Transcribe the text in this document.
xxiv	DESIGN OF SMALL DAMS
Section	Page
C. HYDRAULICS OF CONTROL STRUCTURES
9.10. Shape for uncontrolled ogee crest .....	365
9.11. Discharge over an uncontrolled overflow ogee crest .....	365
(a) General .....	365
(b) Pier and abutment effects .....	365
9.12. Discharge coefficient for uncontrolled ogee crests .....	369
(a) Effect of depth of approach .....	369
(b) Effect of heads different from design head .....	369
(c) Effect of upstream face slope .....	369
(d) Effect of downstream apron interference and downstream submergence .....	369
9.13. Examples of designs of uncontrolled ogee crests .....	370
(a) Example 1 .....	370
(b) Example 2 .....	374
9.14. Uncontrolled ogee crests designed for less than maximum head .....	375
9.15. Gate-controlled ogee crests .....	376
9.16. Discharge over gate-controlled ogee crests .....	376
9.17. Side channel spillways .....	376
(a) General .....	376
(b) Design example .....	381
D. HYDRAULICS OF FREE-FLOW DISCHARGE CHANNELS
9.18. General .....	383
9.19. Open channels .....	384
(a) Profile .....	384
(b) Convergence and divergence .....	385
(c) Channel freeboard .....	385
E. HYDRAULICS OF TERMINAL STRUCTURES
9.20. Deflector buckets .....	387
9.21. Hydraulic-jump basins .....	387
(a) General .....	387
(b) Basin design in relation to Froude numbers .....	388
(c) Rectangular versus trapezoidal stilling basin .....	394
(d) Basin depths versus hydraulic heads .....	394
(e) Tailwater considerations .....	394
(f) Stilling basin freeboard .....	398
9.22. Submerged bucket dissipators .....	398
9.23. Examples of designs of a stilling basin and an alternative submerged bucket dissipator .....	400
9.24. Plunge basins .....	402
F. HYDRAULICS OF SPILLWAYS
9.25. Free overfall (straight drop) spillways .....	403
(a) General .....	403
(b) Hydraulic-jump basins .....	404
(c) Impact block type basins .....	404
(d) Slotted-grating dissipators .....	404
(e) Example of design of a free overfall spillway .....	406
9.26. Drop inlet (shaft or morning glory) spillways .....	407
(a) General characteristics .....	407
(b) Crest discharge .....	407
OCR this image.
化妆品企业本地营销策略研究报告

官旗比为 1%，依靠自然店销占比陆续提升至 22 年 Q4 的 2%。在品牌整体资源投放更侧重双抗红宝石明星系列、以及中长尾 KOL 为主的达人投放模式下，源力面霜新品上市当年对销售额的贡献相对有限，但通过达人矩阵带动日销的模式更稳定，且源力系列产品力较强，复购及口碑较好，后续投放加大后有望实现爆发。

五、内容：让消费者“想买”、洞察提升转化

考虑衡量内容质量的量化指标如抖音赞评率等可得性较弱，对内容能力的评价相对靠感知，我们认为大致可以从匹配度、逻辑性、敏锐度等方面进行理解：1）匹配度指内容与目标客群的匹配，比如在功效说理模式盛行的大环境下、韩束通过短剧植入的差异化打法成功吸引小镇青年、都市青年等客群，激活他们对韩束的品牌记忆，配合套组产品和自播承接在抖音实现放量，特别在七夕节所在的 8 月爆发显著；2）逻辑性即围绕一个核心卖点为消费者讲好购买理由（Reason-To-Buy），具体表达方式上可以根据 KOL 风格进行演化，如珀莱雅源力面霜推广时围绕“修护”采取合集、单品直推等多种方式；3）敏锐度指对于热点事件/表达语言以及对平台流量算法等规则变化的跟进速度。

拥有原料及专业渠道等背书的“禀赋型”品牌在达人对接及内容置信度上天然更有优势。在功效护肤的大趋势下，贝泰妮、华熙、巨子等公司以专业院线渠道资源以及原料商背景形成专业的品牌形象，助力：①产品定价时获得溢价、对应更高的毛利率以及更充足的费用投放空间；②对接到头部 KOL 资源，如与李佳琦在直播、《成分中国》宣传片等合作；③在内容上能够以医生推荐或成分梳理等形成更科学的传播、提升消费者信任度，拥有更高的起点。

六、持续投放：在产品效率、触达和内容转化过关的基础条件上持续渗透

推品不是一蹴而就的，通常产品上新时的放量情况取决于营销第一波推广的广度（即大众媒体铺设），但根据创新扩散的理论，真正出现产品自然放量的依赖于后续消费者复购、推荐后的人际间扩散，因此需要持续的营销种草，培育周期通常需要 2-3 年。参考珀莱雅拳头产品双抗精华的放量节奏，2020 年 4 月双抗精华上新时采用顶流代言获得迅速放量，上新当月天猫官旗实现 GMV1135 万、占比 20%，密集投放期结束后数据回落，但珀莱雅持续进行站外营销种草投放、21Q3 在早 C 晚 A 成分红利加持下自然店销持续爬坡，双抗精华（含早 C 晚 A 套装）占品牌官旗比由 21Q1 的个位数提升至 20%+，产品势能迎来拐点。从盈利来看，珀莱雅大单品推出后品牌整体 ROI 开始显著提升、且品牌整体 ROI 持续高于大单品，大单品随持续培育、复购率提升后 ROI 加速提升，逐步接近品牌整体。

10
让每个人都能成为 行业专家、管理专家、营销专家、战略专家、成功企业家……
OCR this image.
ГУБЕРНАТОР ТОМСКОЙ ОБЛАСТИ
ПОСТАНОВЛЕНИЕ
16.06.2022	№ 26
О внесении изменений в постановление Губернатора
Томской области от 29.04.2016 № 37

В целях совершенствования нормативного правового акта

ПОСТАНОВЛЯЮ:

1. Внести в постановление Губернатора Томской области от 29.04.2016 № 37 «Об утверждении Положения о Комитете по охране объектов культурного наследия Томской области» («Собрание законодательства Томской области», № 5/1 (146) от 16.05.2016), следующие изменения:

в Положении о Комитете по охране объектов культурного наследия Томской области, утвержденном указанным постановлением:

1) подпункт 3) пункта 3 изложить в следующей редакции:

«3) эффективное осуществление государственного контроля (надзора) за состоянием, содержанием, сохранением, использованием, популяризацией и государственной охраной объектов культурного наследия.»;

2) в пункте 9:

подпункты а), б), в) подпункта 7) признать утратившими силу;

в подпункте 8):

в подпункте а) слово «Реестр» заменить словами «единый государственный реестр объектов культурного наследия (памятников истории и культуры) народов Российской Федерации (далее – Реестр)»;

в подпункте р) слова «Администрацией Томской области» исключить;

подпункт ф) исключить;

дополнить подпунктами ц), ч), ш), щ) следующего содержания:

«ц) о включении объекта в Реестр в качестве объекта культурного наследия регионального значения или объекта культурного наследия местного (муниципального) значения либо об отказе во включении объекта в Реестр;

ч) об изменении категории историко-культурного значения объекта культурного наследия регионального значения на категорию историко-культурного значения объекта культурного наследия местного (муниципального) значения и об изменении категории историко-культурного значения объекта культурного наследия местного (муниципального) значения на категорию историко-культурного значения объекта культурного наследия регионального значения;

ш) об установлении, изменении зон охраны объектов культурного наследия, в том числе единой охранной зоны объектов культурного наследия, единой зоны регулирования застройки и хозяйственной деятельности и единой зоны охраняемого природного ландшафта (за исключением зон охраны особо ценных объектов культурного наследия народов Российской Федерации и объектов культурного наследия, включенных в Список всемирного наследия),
+---+
WHAT YOU WILL DO: Repeat the entries exactly, all of them.

RESPONSE TO THIS EXERCISE:
Transcribe the text in this document.
xxiv	DESIGN OF SMALL DAMS
Section	Page
C. HYDRAULICS OF CONTROL STRUCTURES
9.10. Shape for uncontrolled ogee crest .....	365
9.11. Discharge over an uncontrolled overflow ogee crest .....	365
(a) General .....	365
(b) Pier and abutment effects .....	365
9.12. Discharge coefficient for uncontrolled ogee crests .....	369
(a) Effect of depth of approach .....	369
(b) Effect of heads different from design head .....	369
(c) Effect of upstream face slope .....	369
(d) Effect of downstream apron interference and downstream submergence .....	369
9.13. Examples of designs of uncontrolled ogee crests .....	370
(a) Example 1 .....	370
(b) Example 2 .....	374
9.14. Uncontrolled ogee crests designed for less than maximum head .....	375
9.15. Gate-controlled ogee crests .....	376
9.16. Discharge over gate-controlled ogee crests .....	376
9.17. Side channel spillways .....	376
(a) General .....	376
(b) Design example .....	381
D. HYDRAULICS OF FREE-FLOW DISCHARGE CHANNELS
9.18. General .....	383
9.19. Open channels .....	384
(a) Profile .....	384
(b) Convergence and divergence .....	385
(c) Channel freeboard .....	385
E. HYDRAULICS OF TERMINAL STRUCTURES
9.20. Deflector buckets .....	387
9.21. Hydraulic-jump basins .....	387
(a) General .....	387
(b) Basin design in relation to Froude numbers .....	388
(c) Rectangular versus trapezoidal stilling basin .....	394
(d) Basin depths versus hydraulic heads .....	394
(e) Tailwater considerations .....	394
(f) Stilling basin freeboard .....	398
9.22. Submerged bucket dissipators .....	398
9.23. Examples of designs of a stilling basin and an alternative submerged bucket dissipator .....	400
9.24. Plunge basins .....	402
F. HYDRAULICS OF SPILLWAYS
9.25. Free overfall (straight drop) spillways .....	403
(a) General .....	403
(b) Hydraulic-jump basins .....	404
(c) Impact block type basins .....	404
(d) Slotted-grating dissipators .....	404
(e) Example of design of a free overfall spillway .....	406
9.26. Drop inlet (shaft or morning glory) spillways .....	407
(a) General characteristics .....	407
(b) Crest discharge .....	407
OCR this image.
化妆品企业本地营销策略研究报告

官旗比为 1%，依靠自然店销占比陆续提升至 22 年 Q4 的 2%。在品牌整体资源投放更侧重双抗红宝石明星系列、以及中长尾 KOL 为主的达人投放模式下，源力面霜新品上市当年对销售额的贡献相对有限，但通过达人矩阵带动日销的模式更稳定，且源力系列产品力较强，复购及口碑较好，后续投放加大后有望实现爆发。

五、内容：让消费者“想买”、洞察提升转化

考虑衡量内容质量的量化指标如抖音赞评率等可得性较弱，对内容能力的评价相对靠感知，我们认为大致可以从匹配度、逻辑性、敏锐度等方面进行理解：1）匹配度指内容与目标客群的匹配，比如在功效说理模式盛行的大环境下、韩束通过短剧植入的差异化打法成功吸引小镇青年、都市青年等客群，激活他们对韩束的品牌记忆，配合套组产品和自播承接在抖音实现放量，特别在七夕节所在的 8 月爆发显著；2）逻辑性即围绕一个核心卖点为消费者讲好购买理由（Reason-To-Buy），具体表达方式上可以根据 KOL 风格进行演化，如珀莱雅源力面霜推广时围绕“修护”采取合集、单品直推等多种方式；3）敏锐度指对于热点事件/表达语言以及对平台流量算法等规则变化的跟进速度。

拥有原料及专业渠道等背书的“禀赋型”品牌在达人对接及内容置信度上天然更有优势。在功效护肤的大趋势下，贝泰妮、华熙、巨子等公司以专业院线渠道资源以及原料商背景形成专业的品牌形象，助力：①产品定价时获得溢价、对应更高的毛利率以及更充足的费用投放空间；②对接到头部 KOL 资源，如与李佳琦在直播、《成分中国》宣传片等合作；③在内容上能够以医生推荐或成分梳理等形成更科学的传播、提升消费者信任度，拥有更高的起点。

六、持续投放：在产品效率、触达和内容转化过关的基础条件上持续渗透

推品不是一蹴而就的，通常产品上新时的放量情况取决于营销第一波推广的广度（即大众媒体铺设），但根据创新扩散的理论，真正出现产品自然放量的依赖于后续消费者复购、推荐后的人际间扩散，因此需要持续的营销种草，培育周期通常需要 2-3 年。参考珀莱雅拳头产品双抗精华的放量节奏，2020 年 4 月双抗精华上新时采用顶流代言获得迅速放量，上新当月天猫官旗实现 GMV1135 万、占比 20%，密集投放期结束后数据回落，但珀莱雅持续进行站外营销种草投放、21Q3 在早 C 晚 A 成分红利加持下自然店销持续爬坡，双抗精华（含早 C 晚 A 套装）占品牌官旗比由 21Q1 的个位数提升至 20%+，产品势能迎来拐点。从盈利来看，珀莱雅大单品推出后品牌整体 ROI 开始显著提升、且品牌整体 ROI 持续高于大单品，大单品随持续培育、复购率提升后 ROI 加速提升，逐步接近品牌整体。

10
让每个人都能成为 行业专家、管理专家、营销专家、战略专家、成功企业家……
OCR this image.
ГУБЕРНАТОР ТОМСКОЙ ОБЛАСТИ
ПОСТАНОВЛЕНИЕ
16.06.2022	№ 26
О внесении изменений в постановление Губернатора
Томской области от 29.04.2016 № 37

В целях совершенствования нормативного правового акта

ПОСТАНОВЛЯЮ:

1. Внести в постановление Губернатора Томской области от 29.04.2016 № 37 «Об утверждении Положения о Комитете по охране объектов культурного наследия Томской области» («Собрание законодательства Томской области», № 5/1 (146) от 16.05.2016), следующие изменения:

в Положении о Комитете по охране объектов культурного наследия Томской области, утвержденном указанным постановлением:

1) подпункт 3) пункта 3 изложить в следующей редакции:

«3) эффективное осуществление государственного контроля (надзора) за состоянием, содержанием, сохранением, использованием, популяризацией и государственной охраной объектов культурного наследия.»;

2) в пункте 9:

подпункты а), б), в) подпункта 7) признать утратившими силу;

в подпункте 8):

в подпункте а) слово «Реестр» заменить словами «единый государственный реестр объектов культурного наследия (памятников истории и культуры) народов Российской Федерации (далее – Реестр)»;

в подпункте р) слова «Администрацией Томской области» исключить;

подпункт ф) исключить;

дополнить подпунктами ц), ч), ш), щ) следующего содержания:

«ц) о включении объекта в Реестр в качестве объекта культурного наследия регионального значения или объекта культурного наследия местного (муниципального) значения либо об отказе во включении объекта в Реестр;

ч) об изменении категории историко-культурного значения объекта культурного наследия регионального значения на категорию историко-культурного значения объекта культурного наследия местного (муниципального) значения и об изменении категории историко-культурного значения объекта культурного наследия местного (муниципального) значения на категорию историко-культурного значения объекта культурного наследия регионального значения;

ш) об установлении, изменении зон охраны объектов культурного наследия, в том числе единой охранной зоны объектов культурного наследия, единой зоны регулирования застройки и хозяйственной деятельности и единой зоны охраняемого природного ландшафта (за исключением зон охраны особо ценных объектов культурного наследия народов Российской Федерации и объектов культурного наследия, включенных в Список всемирного наследия),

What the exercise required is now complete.